Exactly as they appear, output all of the records. Skip any images.

** BEGIN Dataset records **

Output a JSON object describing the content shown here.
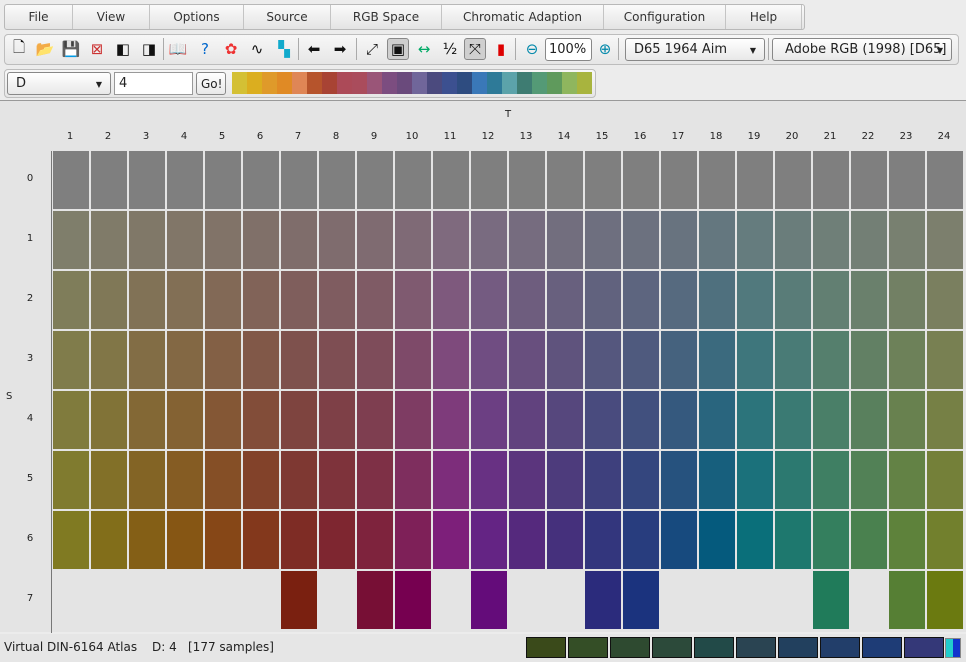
{
  "menu": [
    "File",
    "View",
    "Options",
    "Source",
    "RGB Space",
    "Chromatic Adaption",
    "Configuration",
    "Help"
  ],
  "toolbar": {
    "icons": [
      "new-file-icon",
      "open-folder-icon",
      "save-icon",
      "delete-save-icon",
      "import-icon",
      "export-icon",
      "book-icon",
      "help-icon",
      "color-wheel-icon",
      "curve-icon",
      "color-blocks-icon",
      "arrow-left-icon",
      "arrow-right-icon",
      "rotate-icon",
      "size-icon",
      "fit-width-icon",
      "half-icon",
      "fullscreen-icon",
      "color-compare-icon",
      "zoom-out-icon",
      "zoom-in-icon"
    ],
    "zoom": "100%",
    "illuminant": "D65 1964 Aim",
    "rgb_space": "Adobe RGB (1998) [D65]"
  },
  "selector": {
    "dimension": "D",
    "value": "4",
    "go": "Go!"
  },
  "palette": [
    "#d4c034",
    "#dbae1f",
    "#df9a2a",
    "#e08a25",
    "#df8656",
    "#b6542c",
    "#a84334",
    "#ac4a58",
    "#aa4c5c",
    "#9a5578",
    "#7c4d80",
    "#6a4a7c",
    "#70669a",
    "#4b4a7e",
    "#3c5090",
    "#2e4c80",
    "#3a78b8",
    "#2e7a98",
    "#5ca3aa",
    "#3e7c72",
    "#549a76",
    "#5f9a5c",
    "#8fb65e",
    "#a8b43e"
  ],
  "grid": {
    "x_axis_label": "T",
    "y_axis_label": "S",
    "columns": [
      "1",
      "2",
      "3",
      "4",
      "5",
      "6",
      "7",
      "8",
      "9",
      "10",
      "11",
      "12",
      "13",
      "14",
      "15",
      "16",
      "17",
      "18",
      "19",
      "20",
      "21",
      "22",
      "23",
      "24"
    ],
    "rows": [
      "0",
      "1",
      "2",
      "3",
      "4",
      "5",
      "6",
      "7"
    ],
    "neutral": "#7f7f7f",
    "row6": [
      "#807a22",
      "#826e1a",
      "#845f16",
      "#865614",
      "#864717",
      "#83381c",
      "#7e2c25",
      "#7e2630",
      "#7e233d",
      "#7e2058",
      "#7d1f7a",
      "#642484",
      "#55297d",
      "#45307c",
      "#33367d",
      "#283d7e",
      "#174a7e",
      "#055a7d",
      "#0a6f7a",
      "#1e786e",
      "#347f5e",
      "#4a814f",
      "#5e823b",
      "#72802d"
    ],
    "row7": [
      null,
      null,
      null,
      null,
      null,
      null,
      "#7a2010",
      null,
      "#770f35",
      "#760050",
      null,
      "#640c7a",
      null,
      null,
      "#2b2b7c",
      "#1b337e",
      null,
      null,
      null,
      null,
      "#207b5a",
      null,
      "#567f34",
      "#6b7a10"
    ]
  },
  "status": {
    "atlas": "Virtual DIN-6164 Atlas",
    "d": "D: 4",
    "samples": "[177 samples]",
    "swatches": [
      "#3a4a1a",
      "#344e26",
      "#2e4a30",
      "#2c4a3a",
      "#224a48",
      "#2a4452",
      "#22405e",
      "#223e6a",
      "#1e3c76",
      "#343878"
    ]
  }
}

** END Dataset records **

Exercise response.
Output a JSON object describing the content shown here.
{
  "menu": [
    "File",
    "View",
    "Options",
    "Source",
    "RGB Space",
    "Chromatic Adaption",
    "Configuration",
    "Help"
  ],
  "toolbar": {
    "icons": [
      "new-file-icon",
      "open-folder-icon",
      "save-icon",
      "delete-save-icon",
      "import-icon",
      "export-icon",
      "book-icon",
      "help-icon",
      "color-wheel-icon",
      "curve-icon",
      "color-blocks-icon",
      "arrow-left-icon",
      "arrow-right-icon",
      "rotate-icon",
      "size-icon",
      "fit-width-icon",
      "half-icon",
      "fullscreen-icon",
      "color-compare-icon",
      "zoom-out-icon",
      "zoom-in-icon"
    ],
    "zoom": "100%",
    "illuminant": "D65 1964 Aim",
    "rgb_space": "Adobe RGB (1998) [D65]"
  },
  "selector": {
    "dimension": "D",
    "value": "4",
    "go": "Go!"
  },
  "palette": [
    "#d4c034",
    "#dbae1f",
    "#df9a2a",
    "#e08a25",
    "#df8656",
    "#b6542c",
    "#a84334",
    "#ac4a58",
    "#aa4c5c",
    "#9a5578",
    "#7c4d80",
    "#6a4a7c",
    "#70669a",
    "#4b4a7e",
    "#3c5090",
    "#2e4c80",
    "#3a78b8",
    "#2e7a98",
    "#5ca3aa",
    "#3e7c72",
    "#549a76",
    "#5f9a5c",
    "#8fb65e",
    "#a8b43e"
  ],
  "grid": {
    "x_axis_label": "T",
    "y_axis_label": "S",
    "columns": [
      "1",
      "2",
      "3",
      "4",
      "5",
      "6",
      "7",
      "8",
      "9",
      "10",
      "11",
      "12",
      "13",
      "14",
      "15",
      "16",
      "17",
      "18",
      "19",
      "20",
      "21",
      "22",
      "23",
      "24"
    ],
    "rows": [
      "0",
      "1",
      "2",
      "3",
      "4",
      "5",
      "6",
      "7"
    ],
    "neutral": "#7f7f7f",
    "row6": [
      "#807a22",
      "#826e1a",
      "#845f16",
      "#865614",
      "#864717",
      "#83381c",
      "#7e2c25",
      "#7e2630",
      "#7e233d",
      "#7e2058",
      "#7d1f7a",
      "#642484",
      "#55297d",
      "#45307c",
      "#33367d",
      "#283d7e",
      "#174a7e",
      "#055a7d",
      "#0a6f7a",
      "#1e786e",
      "#347f5e",
      "#4a814f",
      "#5e823b",
      "#72802d"
    ],
    "row7": [
      null,
      null,
      null,
      null,
      null,
      null,
      "#7a2010",
      null,
      "#770f35",
      "#760050",
      null,
      "#640c7a",
      null,
      null,
      "#2b2b7c",
      "#1b337e",
      null,
      null,
      null,
      null,
      "#207b5a",
      null,
      "#567f34",
      "#6b7a10"
    ]
  },
  "status": {
    "atlas": "Virtual DIN-6164 Atlas",
    "d": "D: 4",
    "samples": "[177 samples]",
    "swatches": [
      "#3a4a1a",
      "#344e26",
      "#2e4a30",
      "#2c4a3a",
      "#224a48",
      "#2a4452",
      "#22405e",
      "#223e6a",
      "#1e3c76",
      "#343878"
    ]
  }
}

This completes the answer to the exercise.